== The request ==
Find the lines that hold the word "enter" and return them.

———

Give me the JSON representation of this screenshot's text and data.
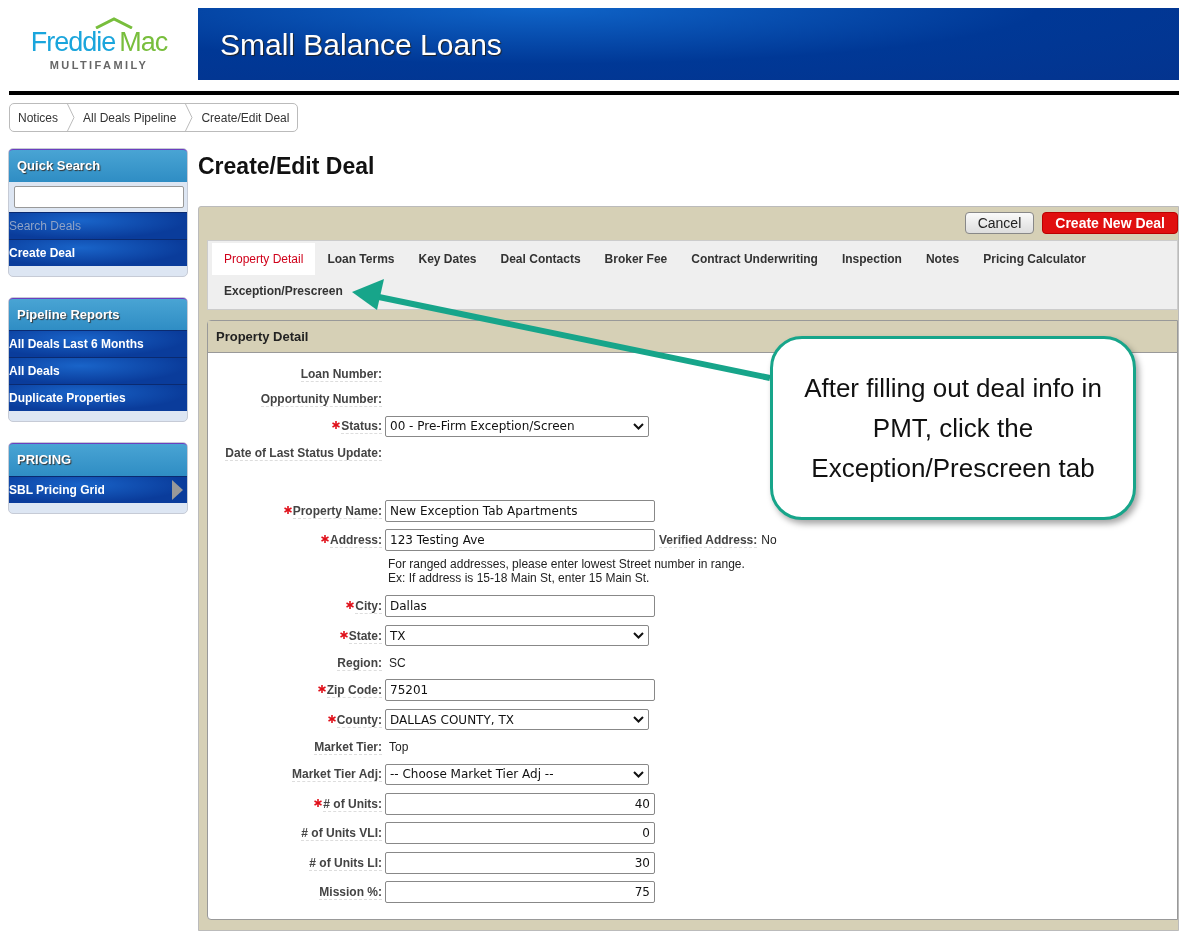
{
  "logo": {
    "word1": "Freddie",
    "word2": "Mac",
    "sub": "MULTIFAMILY"
  },
  "banner": {
    "title": "Small Balance Loans"
  },
  "breadcrumb": [
    "Notices",
    "All Deals Pipeline",
    "Create/Edit Deal"
  ],
  "sidebar": [
    {
      "title": "Quick Search",
      "search": true,
      "items": [
        {
          "label": "Search Deals",
          "disabled": true,
          "expandable": false
        },
        {
          "label": "Create Deal",
          "disabled": false,
          "expandable": false
        }
      ]
    },
    {
      "title": "Pipeline Reports",
      "search": false,
      "items": [
        {
          "label": "All Deals Last 6 Months",
          "disabled": false,
          "expandable": false
        },
        {
          "label": "All Deals",
          "disabled": false,
          "expandable": false
        },
        {
          "label": "Duplicate Properties",
          "disabled": false,
          "expandable": false
        }
      ]
    },
    {
      "title": "PRICING",
      "search": false,
      "items": [
        {
          "label": "SBL Pricing Grid",
          "disabled": false,
          "expandable": true
        }
      ]
    }
  ],
  "page_title": "Create/Edit Deal",
  "buttons": [
    {
      "label": "Cancel",
      "kind": "secondary"
    },
    {
      "label": "Create New Deal",
      "kind": "primary"
    }
  ],
  "tabs": [
    {
      "label": "Property Detail",
      "selected": true
    },
    {
      "label": "Loan Terms",
      "selected": false
    },
    {
      "label": "Key Dates",
      "selected": false
    },
    {
      "label": "Deal Contacts",
      "selected": false
    },
    {
      "label": "Broker Fee",
      "selected": false
    },
    {
      "label": "Contract Underwriting",
      "selected": false
    },
    {
      "label": "Inspection",
      "selected": false
    },
    {
      "label": "Notes",
      "selected": false
    },
    {
      "label": "Pricing Calculator",
      "selected": false
    },
    {
      "label": "Exception/Prescreen",
      "selected": false
    }
  ],
  "panel": {
    "title": "Property Detail",
    "status_fields": [
      {
        "label": "Loan Number:",
        "kind": "static",
        "required": false
      },
      {
        "label": "Opportunity Number:",
        "kind": "static",
        "required": false
      },
      {
        "label": "Status:",
        "kind": "select",
        "required": true,
        "value": "00 - Pre-Firm Exception/Screen"
      },
      {
        "label": "Date of Last Status Update:",
        "kind": "static",
        "required": false
      }
    ],
    "property_fields": [
      {
        "label": "Property Name:",
        "kind": "input",
        "required": true,
        "value": "New Exception Tab Apartments"
      },
      {
        "label": "Address:",
        "kind": "input",
        "required": true,
        "value": "123 Testing Ave",
        "extra": {
          "label": "Verified Address:",
          "value": "No"
        },
        "note": [
          "For ranged addresses, please enter lowest Street number in range.",
          "Ex: If address is 15-18 Main St, enter 15 Main St."
        ]
      },
      {
        "label": "City:",
        "kind": "input",
        "required": true,
        "value": "Dallas"
      },
      {
        "label": "State:",
        "kind": "select",
        "required": true,
        "value": "TX"
      },
      {
        "label": "Region:",
        "kind": "static",
        "required": false,
        "value": "SC"
      },
      {
        "label": "Zip Code:",
        "kind": "input",
        "required": true,
        "value": "75201"
      },
      {
        "label": "County:",
        "kind": "select",
        "required": true,
        "value": "DALLAS COUNTY, TX"
      },
      {
        "label": "Market Tier:",
        "kind": "static",
        "required": false,
        "value": "Top"
      },
      {
        "label": "Market Tier Adj:",
        "kind": "select",
        "required": false,
        "value": "-- Choose Market Tier Adj --"
      },
      {
        "label": "# of Units:",
        "kind": "number",
        "required": true,
        "value": "40"
      },
      {
        "label": "# of Units VLI:",
        "kind": "number",
        "required": false,
        "value": "0"
      },
      {
        "label": "# of Units LI:",
        "kind": "number",
        "required": false,
        "value": "30"
      },
      {
        "label": "Mission %:",
        "kind": "number",
        "required": false,
        "value": "75"
      }
    ]
  },
  "callout": {
    "text": "After filling out deal info in PMT, click the Exception/Prescreen tab"
  }
}
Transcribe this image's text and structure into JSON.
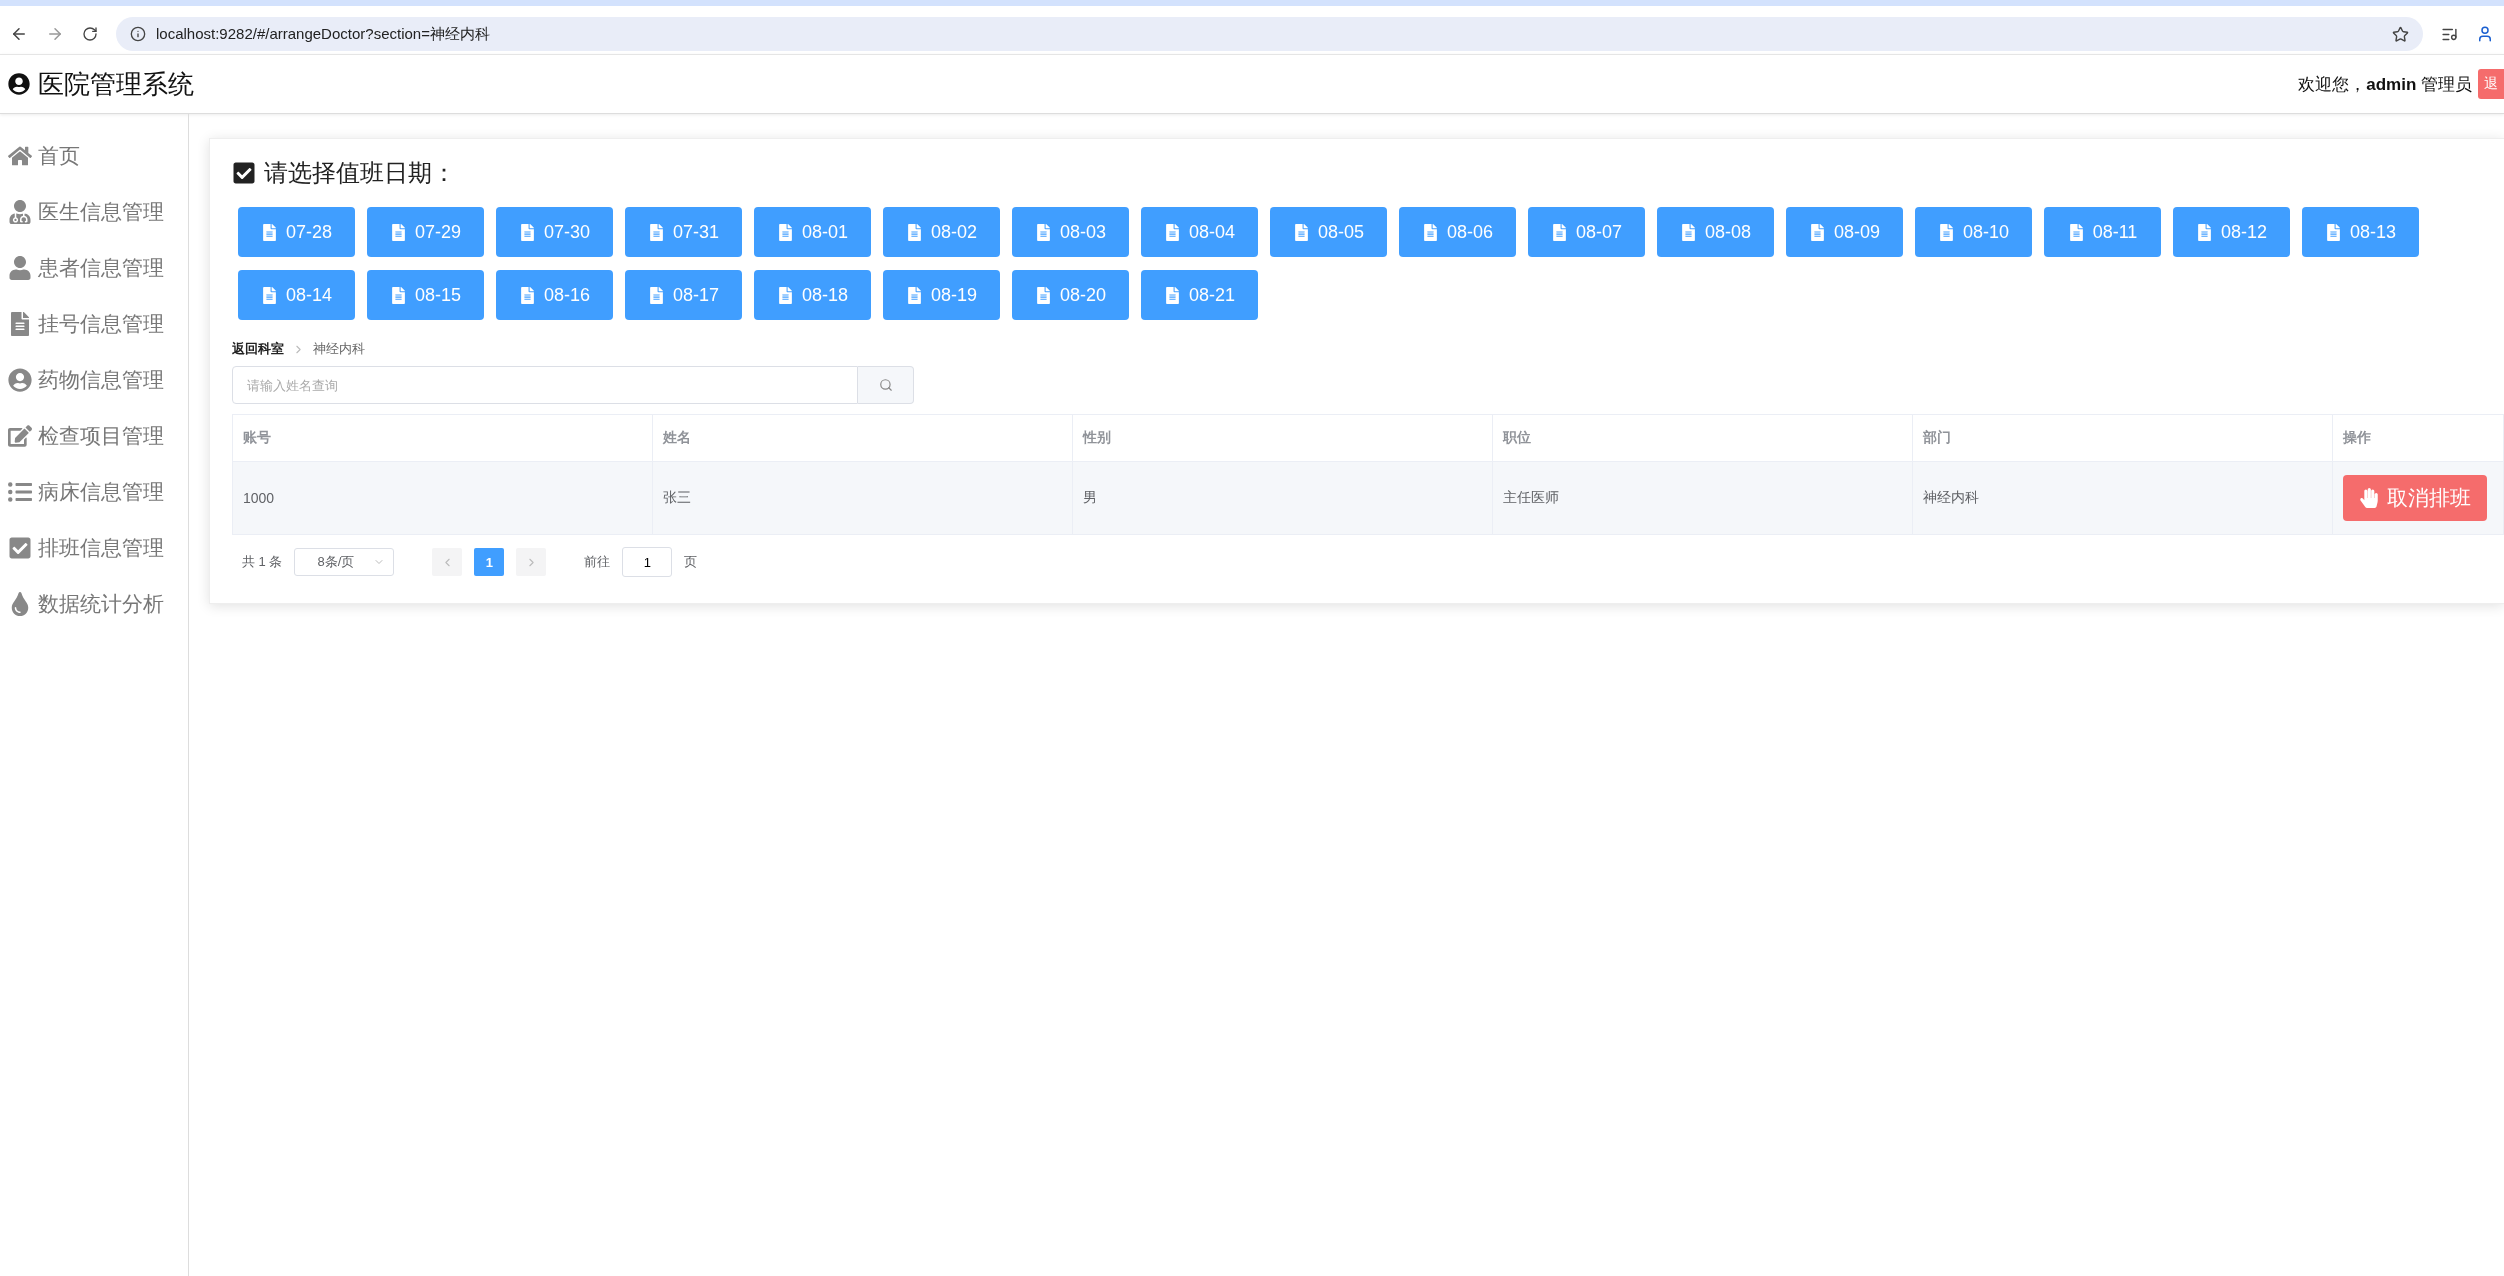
{
  "browser": {
    "url": "localhost:9282/#/arrangeDoctor?section=神经内科"
  },
  "header": {
    "title": "医院管理系统",
    "welcome": "欢迎您，",
    "user": "admin",
    "role": "管理员",
    "logout": "退"
  },
  "sidebar": {
    "items": [
      {
        "label": "首页"
      },
      {
        "label": "医生信息管理"
      },
      {
        "label": "患者信息管理"
      },
      {
        "label": "挂号信息管理"
      },
      {
        "label": "药物信息管理"
      },
      {
        "label": "检查项目管理"
      },
      {
        "label": "病床信息管理"
      },
      {
        "label": "排班信息管理"
      },
      {
        "label": "数据统计分析"
      }
    ]
  },
  "card": {
    "title": "请选择值班日期：",
    "dates": [
      "07-28",
      "07-29",
      "07-30",
      "07-31",
      "08-01",
      "08-02",
      "08-03",
      "08-04",
      "08-05",
      "08-06",
      "08-07",
      "08-08",
      "08-09",
      "08-10",
      "08-11",
      "08-12",
      "08-13",
      "08-14",
      "08-15",
      "08-16",
      "08-17",
      "08-18",
      "08-19",
      "08-20",
      "08-21"
    ],
    "breadcrumb": [
      "返回科室",
      "神经内科"
    ],
    "search": {
      "placeholder": "请输入姓名查询"
    },
    "table": {
      "columns": [
        "账号",
        "姓名",
        "性别",
        "职位",
        "部门",
        "操作"
      ],
      "rows": [
        {
          "cells": [
            "1000",
            "张三",
            "男",
            "主任医师",
            "神经内科"
          ],
          "action": "取消排班"
        }
      ]
    },
    "pagination": {
      "total": "共 1 条",
      "page_size": "8条/页",
      "pages": [
        {
          "label": "1",
          "selected": true
        }
      ],
      "goto": "前往",
      "goto_value": "1",
      "suffix": "页"
    }
  }
}
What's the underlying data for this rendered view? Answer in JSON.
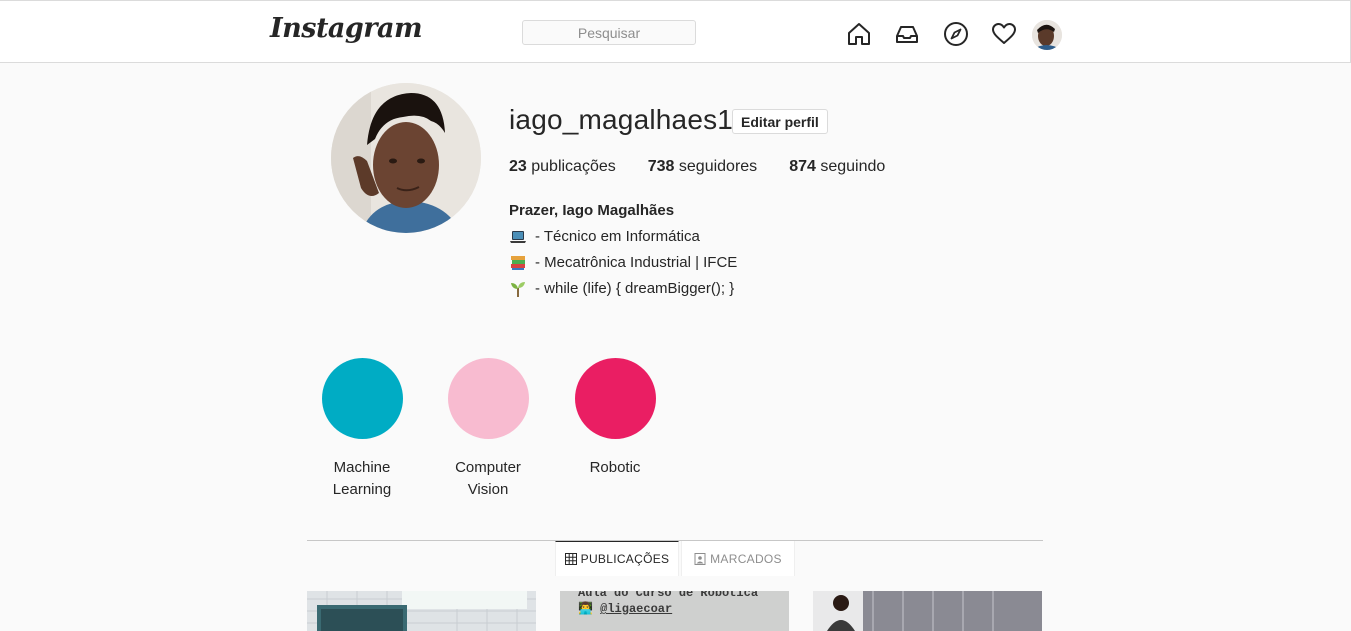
{
  "header": {
    "logo": "Instagram",
    "search_placeholder": "Pesquisar",
    "icons": [
      "home-icon",
      "inbox-icon",
      "explore-icon",
      "activity-icon",
      "avatar"
    ]
  },
  "profile": {
    "username": "iago_magalhaes11",
    "edit_label": "Editar perfil",
    "stats": [
      {
        "count": "23",
        "label": "publicações"
      },
      {
        "count": "738",
        "label": "seguidores"
      },
      {
        "count": "874",
        "label": "seguindo"
      }
    ],
    "full_name": "Prazer, Iago Magalhães",
    "bio_lines": [
      {
        "icon": "laptop-icon",
        "text": "- Técnico em Informática"
      },
      {
        "icon": "books-icon",
        "text": "- Mecatrônica Industrial | IFCE"
      },
      {
        "icon": "seedling-icon",
        "text": "- while (life) { dreamBigger(); }"
      }
    ]
  },
  "highlights": [
    {
      "label": "Machine Learning",
      "color": "#00acc4"
    },
    {
      "label": "Computer Vision",
      "color": "#f8bbd0"
    },
    {
      "label": "Robotic",
      "color": "#ea1e63"
    }
  ],
  "tabs": [
    {
      "label": "PUBLICAÇÕES",
      "icon": "grid-icon",
      "active": true
    },
    {
      "label": "MARCADOS",
      "icon": "tagged-icon",
      "active": false
    }
  ],
  "posts": [
    {
      "caption": ""
    },
    {
      "caption_line1": "Aula do Curso de Robótica",
      "caption_line2": "@ligaecoar"
    },
    {
      "caption": ""
    }
  ],
  "colors": {
    "highlight_cyan": "#00acc4",
    "highlight_pink": "#f8bbd0",
    "highlight_red": "#ea1e63"
  }
}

———

== Result of this task ==
          "For ranged addresses, please enter lowest Street number in range.",
          "Ex: If address is 15-18 Main St, enter 15 Main St."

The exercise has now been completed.